─── DATA FOR THIS TASK

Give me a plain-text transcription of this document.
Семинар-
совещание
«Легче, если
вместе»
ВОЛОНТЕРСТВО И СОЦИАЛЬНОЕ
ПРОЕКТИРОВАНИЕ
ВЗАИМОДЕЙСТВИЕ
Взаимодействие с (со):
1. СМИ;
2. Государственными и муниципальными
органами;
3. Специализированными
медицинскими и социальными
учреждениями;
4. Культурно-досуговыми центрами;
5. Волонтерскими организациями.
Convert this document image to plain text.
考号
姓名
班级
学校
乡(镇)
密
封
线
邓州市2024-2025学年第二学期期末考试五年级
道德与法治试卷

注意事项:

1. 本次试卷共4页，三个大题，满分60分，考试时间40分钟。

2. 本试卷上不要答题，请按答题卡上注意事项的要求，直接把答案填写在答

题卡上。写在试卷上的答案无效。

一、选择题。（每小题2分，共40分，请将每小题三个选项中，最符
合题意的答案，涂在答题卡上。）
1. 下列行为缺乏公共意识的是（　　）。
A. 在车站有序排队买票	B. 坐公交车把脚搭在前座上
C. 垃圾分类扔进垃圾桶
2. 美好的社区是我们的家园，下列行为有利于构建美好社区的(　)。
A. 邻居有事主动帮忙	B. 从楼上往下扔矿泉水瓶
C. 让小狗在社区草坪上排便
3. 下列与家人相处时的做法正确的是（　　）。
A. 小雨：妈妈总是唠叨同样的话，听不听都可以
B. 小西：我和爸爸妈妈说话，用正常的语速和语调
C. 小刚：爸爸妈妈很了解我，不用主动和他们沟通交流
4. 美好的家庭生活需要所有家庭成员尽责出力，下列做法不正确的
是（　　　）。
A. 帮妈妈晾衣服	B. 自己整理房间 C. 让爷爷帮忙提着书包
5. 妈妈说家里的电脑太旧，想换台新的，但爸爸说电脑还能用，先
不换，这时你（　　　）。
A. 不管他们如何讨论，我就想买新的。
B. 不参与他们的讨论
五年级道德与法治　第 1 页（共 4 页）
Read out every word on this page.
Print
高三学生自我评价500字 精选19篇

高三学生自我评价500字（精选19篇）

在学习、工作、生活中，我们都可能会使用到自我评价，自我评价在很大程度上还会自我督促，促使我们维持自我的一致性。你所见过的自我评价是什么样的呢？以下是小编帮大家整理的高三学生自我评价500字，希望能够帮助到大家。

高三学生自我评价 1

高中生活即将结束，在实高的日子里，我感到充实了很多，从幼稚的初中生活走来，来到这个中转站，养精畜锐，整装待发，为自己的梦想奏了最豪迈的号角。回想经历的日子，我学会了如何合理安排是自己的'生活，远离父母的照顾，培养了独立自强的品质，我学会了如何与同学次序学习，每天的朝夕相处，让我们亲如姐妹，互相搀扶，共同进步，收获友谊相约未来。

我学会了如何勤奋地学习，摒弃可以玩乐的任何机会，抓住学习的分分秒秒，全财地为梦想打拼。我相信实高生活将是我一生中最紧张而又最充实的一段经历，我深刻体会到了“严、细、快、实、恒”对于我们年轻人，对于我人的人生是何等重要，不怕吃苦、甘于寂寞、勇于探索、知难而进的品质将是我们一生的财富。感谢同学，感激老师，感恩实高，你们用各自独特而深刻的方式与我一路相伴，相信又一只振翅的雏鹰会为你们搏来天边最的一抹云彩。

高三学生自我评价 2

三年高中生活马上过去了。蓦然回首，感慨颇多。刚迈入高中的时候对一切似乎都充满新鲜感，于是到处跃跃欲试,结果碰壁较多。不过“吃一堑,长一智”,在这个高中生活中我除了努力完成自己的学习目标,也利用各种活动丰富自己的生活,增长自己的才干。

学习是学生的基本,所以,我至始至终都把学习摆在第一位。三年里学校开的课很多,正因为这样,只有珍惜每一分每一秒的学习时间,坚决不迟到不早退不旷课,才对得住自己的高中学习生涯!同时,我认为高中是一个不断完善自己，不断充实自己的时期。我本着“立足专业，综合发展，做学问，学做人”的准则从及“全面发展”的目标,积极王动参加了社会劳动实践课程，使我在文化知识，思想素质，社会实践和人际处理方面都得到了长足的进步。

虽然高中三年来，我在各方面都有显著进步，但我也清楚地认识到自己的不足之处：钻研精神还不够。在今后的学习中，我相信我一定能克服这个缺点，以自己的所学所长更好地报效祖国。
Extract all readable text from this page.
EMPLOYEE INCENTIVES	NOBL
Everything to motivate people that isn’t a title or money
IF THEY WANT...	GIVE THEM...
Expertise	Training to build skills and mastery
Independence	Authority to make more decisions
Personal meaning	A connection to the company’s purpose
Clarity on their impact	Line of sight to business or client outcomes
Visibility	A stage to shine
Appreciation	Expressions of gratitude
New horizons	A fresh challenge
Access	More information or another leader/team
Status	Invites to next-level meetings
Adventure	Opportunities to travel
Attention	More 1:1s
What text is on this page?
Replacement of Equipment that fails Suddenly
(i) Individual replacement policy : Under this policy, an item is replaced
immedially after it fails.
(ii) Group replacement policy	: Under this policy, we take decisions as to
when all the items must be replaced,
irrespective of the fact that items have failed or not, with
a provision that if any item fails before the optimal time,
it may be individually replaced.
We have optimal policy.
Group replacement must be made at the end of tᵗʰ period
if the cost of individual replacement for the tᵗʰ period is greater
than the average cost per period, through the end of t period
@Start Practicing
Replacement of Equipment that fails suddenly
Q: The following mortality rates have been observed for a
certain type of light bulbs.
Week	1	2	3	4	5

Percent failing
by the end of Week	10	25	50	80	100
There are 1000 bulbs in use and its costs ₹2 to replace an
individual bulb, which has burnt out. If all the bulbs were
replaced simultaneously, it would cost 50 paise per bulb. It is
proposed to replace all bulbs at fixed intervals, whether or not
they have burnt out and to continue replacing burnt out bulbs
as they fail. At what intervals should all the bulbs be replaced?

──────

GIVEN REQUEST: Using the material above, copy every line in which the string "intervals" occurs.

OUTPUT OF THE TASK:
proposed to replace all bulbs at fixed intervals, whether or not
as they fail. At what intervals should all the bulbs be replaced?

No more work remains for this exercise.